··· Information provided ···

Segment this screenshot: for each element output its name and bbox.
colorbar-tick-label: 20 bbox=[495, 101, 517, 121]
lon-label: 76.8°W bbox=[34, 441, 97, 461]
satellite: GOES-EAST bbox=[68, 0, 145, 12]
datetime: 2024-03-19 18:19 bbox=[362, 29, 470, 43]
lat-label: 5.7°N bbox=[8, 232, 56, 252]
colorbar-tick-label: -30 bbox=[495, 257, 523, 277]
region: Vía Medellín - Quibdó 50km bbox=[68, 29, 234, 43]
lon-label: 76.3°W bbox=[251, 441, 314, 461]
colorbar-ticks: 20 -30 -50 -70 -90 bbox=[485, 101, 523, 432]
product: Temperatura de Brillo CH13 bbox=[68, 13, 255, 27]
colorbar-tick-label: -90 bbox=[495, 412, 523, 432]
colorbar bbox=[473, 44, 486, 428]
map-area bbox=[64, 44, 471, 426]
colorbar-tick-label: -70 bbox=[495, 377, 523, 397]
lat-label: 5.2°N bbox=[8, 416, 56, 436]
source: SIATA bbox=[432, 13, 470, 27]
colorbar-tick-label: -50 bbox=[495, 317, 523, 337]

···

Please write out all the lines above again, replacing every "colorbar-tick-label" with "scale-label" and leaving everything else unchanged.

- Result for this exercise -
Segment this screenshot: for each element output its name and bbox.
scale-label: 20 bbox=[495, 101, 517, 121]
lon-label: 76.8°W bbox=[34, 441, 97, 461]
satellite: GOES-EAST bbox=[68, 0, 145, 12]
datetime: 2024-03-19 18:19 bbox=[362, 29, 470, 43]
lat-label: 5.7°N bbox=[8, 232, 56, 252]
scale-label: -30 bbox=[495, 257, 523, 277]
region: Vía Medellín - Quibdó 50km bbox=[68, 29, 234, 43]
lon-label: 76.3°W bbox=[251, 441, 314, 461]
colorbar-ticks: 20 -30 -50 -70 -90 bbox=[485, 101, 523, 432]
product: Temperatura de Brillo CH13 bbox=[68, 13, 255, 27]
scale-label: -90 bbox=[495, 412, 523, 432]
colorbar bbox=[473, 44, 486, 428]
map-area bbox=[64, 44, 471, 426]
scale-label: -70 bbox=[495, 377, 523, 397]
lat-label: 5.2°N bbox=[8, 416, 56, 436]
source: SIATA bbox=[432, 13, 470, 27]
scale-label: -50 bbox=[495, 317, 523, 337]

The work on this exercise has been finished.